» Short exercise: Copy each line of the records that contains the word "page".

[Dataset items]
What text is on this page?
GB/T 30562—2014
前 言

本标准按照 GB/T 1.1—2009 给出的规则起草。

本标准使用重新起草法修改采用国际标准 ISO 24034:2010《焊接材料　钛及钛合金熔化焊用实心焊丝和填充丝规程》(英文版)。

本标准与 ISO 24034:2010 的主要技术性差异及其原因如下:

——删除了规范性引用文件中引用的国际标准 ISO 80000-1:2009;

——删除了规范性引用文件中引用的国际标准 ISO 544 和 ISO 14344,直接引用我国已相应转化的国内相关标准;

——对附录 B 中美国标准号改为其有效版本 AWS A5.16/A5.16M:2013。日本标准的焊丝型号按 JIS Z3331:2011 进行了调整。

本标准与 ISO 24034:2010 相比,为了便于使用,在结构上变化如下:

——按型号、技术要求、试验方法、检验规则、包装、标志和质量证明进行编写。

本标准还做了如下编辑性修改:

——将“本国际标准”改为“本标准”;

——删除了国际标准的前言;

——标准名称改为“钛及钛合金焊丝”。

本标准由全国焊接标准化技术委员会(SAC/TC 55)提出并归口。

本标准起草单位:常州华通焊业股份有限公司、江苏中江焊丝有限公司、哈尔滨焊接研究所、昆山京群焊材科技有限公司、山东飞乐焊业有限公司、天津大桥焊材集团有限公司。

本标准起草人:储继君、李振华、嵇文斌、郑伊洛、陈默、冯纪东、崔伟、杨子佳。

--

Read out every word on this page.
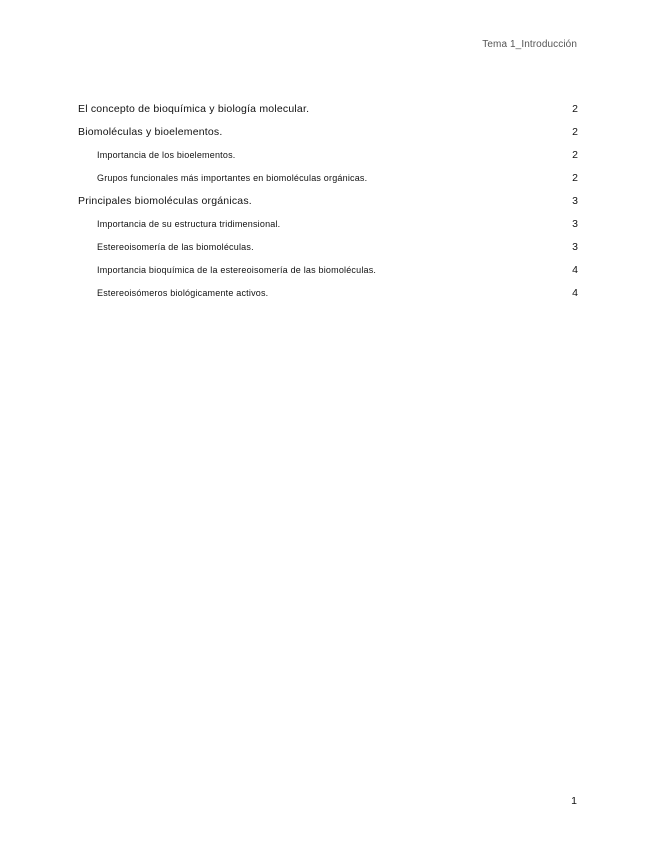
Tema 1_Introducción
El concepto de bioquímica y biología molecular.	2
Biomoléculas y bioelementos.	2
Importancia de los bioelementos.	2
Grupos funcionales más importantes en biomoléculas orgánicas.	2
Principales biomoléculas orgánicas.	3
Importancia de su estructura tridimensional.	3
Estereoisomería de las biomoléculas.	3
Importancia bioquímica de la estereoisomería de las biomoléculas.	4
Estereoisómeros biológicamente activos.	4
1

» Response for this exercise:
What text is on this page?
Read out every word on this page.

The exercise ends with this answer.